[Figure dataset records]
<<<<

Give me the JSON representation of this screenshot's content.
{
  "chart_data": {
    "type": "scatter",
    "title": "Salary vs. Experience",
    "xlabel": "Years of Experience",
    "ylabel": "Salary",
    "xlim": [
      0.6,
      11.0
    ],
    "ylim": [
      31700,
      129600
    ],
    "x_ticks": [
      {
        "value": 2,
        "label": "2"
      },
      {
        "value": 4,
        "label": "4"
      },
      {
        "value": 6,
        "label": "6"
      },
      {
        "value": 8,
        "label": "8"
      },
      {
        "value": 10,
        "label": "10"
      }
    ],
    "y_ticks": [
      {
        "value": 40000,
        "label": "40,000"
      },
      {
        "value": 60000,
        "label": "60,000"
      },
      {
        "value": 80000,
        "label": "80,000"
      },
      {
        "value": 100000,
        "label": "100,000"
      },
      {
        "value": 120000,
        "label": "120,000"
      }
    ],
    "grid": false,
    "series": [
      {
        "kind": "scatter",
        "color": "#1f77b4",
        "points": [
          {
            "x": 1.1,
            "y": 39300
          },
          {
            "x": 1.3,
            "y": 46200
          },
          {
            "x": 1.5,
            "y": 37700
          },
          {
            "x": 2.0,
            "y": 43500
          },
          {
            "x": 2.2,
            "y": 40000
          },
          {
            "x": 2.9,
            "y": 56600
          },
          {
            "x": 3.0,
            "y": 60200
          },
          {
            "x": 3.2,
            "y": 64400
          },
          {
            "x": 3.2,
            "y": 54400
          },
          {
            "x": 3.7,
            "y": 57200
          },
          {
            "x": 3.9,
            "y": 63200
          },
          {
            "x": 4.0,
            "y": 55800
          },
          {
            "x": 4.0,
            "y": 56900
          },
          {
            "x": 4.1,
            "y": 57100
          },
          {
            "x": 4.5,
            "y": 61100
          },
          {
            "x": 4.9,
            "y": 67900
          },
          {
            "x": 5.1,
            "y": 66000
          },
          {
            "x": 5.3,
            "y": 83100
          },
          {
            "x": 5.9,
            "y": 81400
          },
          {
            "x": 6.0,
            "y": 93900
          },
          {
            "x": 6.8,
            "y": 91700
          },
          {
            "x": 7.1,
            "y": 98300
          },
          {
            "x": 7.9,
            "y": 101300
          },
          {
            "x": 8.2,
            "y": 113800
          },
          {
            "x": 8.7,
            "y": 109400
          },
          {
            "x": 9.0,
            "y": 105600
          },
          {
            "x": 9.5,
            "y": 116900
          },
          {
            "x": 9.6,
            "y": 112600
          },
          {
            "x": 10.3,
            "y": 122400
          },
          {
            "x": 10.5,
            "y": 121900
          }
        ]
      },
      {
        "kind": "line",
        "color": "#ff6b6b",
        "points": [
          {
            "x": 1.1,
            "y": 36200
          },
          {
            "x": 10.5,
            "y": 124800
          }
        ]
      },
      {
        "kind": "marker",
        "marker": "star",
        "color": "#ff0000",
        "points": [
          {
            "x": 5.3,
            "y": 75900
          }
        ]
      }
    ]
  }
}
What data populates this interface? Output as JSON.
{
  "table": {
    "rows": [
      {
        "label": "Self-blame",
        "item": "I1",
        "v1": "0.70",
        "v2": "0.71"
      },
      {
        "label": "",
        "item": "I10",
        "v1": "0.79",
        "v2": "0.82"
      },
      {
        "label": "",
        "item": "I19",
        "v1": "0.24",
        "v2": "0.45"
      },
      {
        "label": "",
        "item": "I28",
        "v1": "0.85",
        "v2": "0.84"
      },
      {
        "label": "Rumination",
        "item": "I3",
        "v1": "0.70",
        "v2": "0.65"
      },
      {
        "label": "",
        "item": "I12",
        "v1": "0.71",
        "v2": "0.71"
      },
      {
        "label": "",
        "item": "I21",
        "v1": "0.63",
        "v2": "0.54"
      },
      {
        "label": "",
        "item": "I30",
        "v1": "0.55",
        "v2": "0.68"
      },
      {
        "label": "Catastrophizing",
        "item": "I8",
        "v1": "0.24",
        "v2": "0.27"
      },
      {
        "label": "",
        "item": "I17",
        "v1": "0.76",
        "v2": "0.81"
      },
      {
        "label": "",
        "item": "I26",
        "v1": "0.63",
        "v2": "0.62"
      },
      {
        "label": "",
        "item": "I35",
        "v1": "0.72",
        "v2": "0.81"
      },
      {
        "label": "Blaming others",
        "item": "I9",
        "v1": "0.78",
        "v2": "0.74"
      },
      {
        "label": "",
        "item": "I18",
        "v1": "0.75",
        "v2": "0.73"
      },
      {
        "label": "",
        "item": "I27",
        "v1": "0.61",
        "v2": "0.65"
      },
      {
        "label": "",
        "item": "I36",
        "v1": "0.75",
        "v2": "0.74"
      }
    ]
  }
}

>>>>

Exercise details
Each entry above is to be printed again exactly.

Solution
Give me the JSON representation of this screenshot's content.
{
  "chart_data": {
    "type": "scatter",
    "title": "Salary vs. Experience",
    "xlabel": "Years of Experience",
    "ylabel": "Salary",
    "xlim": [
      0.6,
      11.0
    ],
    "ylim": [
      31700,
      129600
    ],
    "x_ticks": [
      {
        "value": 2,
        "label": "2"
      },
      {
        "value": 4,
        "label": "4"
      },
      {
        "value": 6,
        "label": "6"
      },
      {
        "value": 8,
        "label": "8"
      },
      {
        "value": 10,
        "label": "10"
      }
    ],
    "y_ticks": [
      {
        "value": 40000,
        "label": "40,000"
      },
      {
        "value": 60000,
        "label": "60,000"
      },
      {
        "value": 80000,
        "label": "80,000"
      },
      {
        "value": 100000,
        "label": "100,000"
      },
      {
        "value": 120000,
        "label": "120,000"
      }
    ],
    "grid": false,
    "series": [
      {
        "kind": "scatter",
        "color": "#1f77b4",
        "points": [
          {
            "x": 1.1,
            "y": 39300
          },
          {
            "x": 1.3,
            "y": 46200
          },
          {
            "x": 1.5,
            "y": 37700
          },
          {
            "x": 2.0,
            "y": 43500
          },
          {
            "x": 2.2,
            "y": 40000
          },
          {
            "x": 2.9,
            "y": 56600
          },
          {
            "x": 3.0,
            "y": 60200
          },
          {
            "x": 3.2,
            "y": 64400
          },
          {
            "x": 3.2,
            "y": 54400
          },
          {
            "x": 3.7,
            "y": 57200
          },
          {
            "x": 3.9,
            "y": 63200
          },
          {
            "x": 4.0,
            "y": 55800
          },
          {
            "x": 4.0,
            "y": 56900
          },
          {
            "x": 4.1,
            "y": 57100
          },
          {
            "x": 4.5,
            "y": 61100
          },
          {
            "x": 4.9,
            "y": 67900
          },
          {
            "x": 5.1,
            "y": 66000
          },
          {
            "x": 5.3,
            "y": 83100
          },
          {
            "x": 5.9,
            "y": 81400
          },
          {
            "x": 6.0,
            "y": 93900
          },
          {
            "x": 6.8,
            "y": 91700
          },
          {
            "x": 7.1,
            "y": 98300
          },
          {
            "x": 7.9,
            "y": 101300
          },
          {
            "x": 8.2,
            "y": 113800
          },
          {
            "x": 8.7,
            "y": 109400
          },
          {
            "x": 9.0,
            "y": 105600
          },
          {
            "x": 9.5,
            "y": 116900
          },
          {
            "x": 9.6,
            "y": 112600
          },
          {
            "x": 10.3,
            "y": 122400
          },
          {
            "x": 10.5,
            "y": 121900
          }
        ]
      },
      {
        "kind": "line",
        "color": "#ff6b6b",
        "points": [
          {
            "x": 1.1,
            "y": 36200
          },
          {
            "x": 10.5,
            "y": 124800
          }
        ]
      },
      {
        "kind": "marker",
        "marker": "star",
        "color": "#ff0000",
        "points": [
          {
            "x": 5.3,
            "y": 75900
          }
        ]
      }
    ]
  }
}
What data populates this interface? Output as JSON.
{
  "table": {
    "rows": [
      {
        "label": "Self-blame",
        "item": "I1",
        "v1": "0.70",
        "v2": "0.71"
      },
      {
        "label": "",
        "item": "I10",
        "v1": "0.79",
        "v2": "0.82"
      },
      {
        "label": "",
        "item": "I19",
        "v1": "0.24",
        "v2": "0.45"
      },
      {
        "label": "",
        "item": "I28",
        "v1": "0.85",
        "v2": "0.84"
      },
      {
        "label": "Rumination",
        "item": "I3",
        "v1": "0.70",
        "v2": "0.65"
      },
      {
        "label": "",
        "item": "I12",
        "v1": "0.71",
        "v2": "0.71"
      },
      {
        "label": "",
        "item": "I21",
        "v1": "0.63",
        "v2": "0.54"
      },
      {
        "label": "",
        "item": "I30",
        "v1": "0.55",
        "v2": "0.68"
      },
      {
        "label": "Catastrophizing",
        "item": "I8",
        "v1": "0.24",
        "v2": "0.27"
      },
      {
        "label": "",
        "item": "I17",
        "v1": "0.76",
        "v2": "0.81"
      },
      {
        "label": "",
        "item": "I26",
        "v1": "0.63",
        "v2": "0.62"
      },
      {
        "label": "",
        "item": "I35",
        "v1": "0.72",
        "v2": "0.81"
      },
      {
        "label": "Blaming others",
        "item": "I9",
        "v1": "0.78",
        "v2": "0.74"
      },
      {
        "label": "",
        "item": "I18",
        "v1": "0.75",
        "v2": "0.73"
      },
      {
        "label": "",
        "item": "I27",
        "v1": "0.61",
        "v2": "0.65"
      },
      {
        "label": "",
        "item": "I36",
        "v1": "0.75",
        "v2": "0.74"
      }
    ]
  }
}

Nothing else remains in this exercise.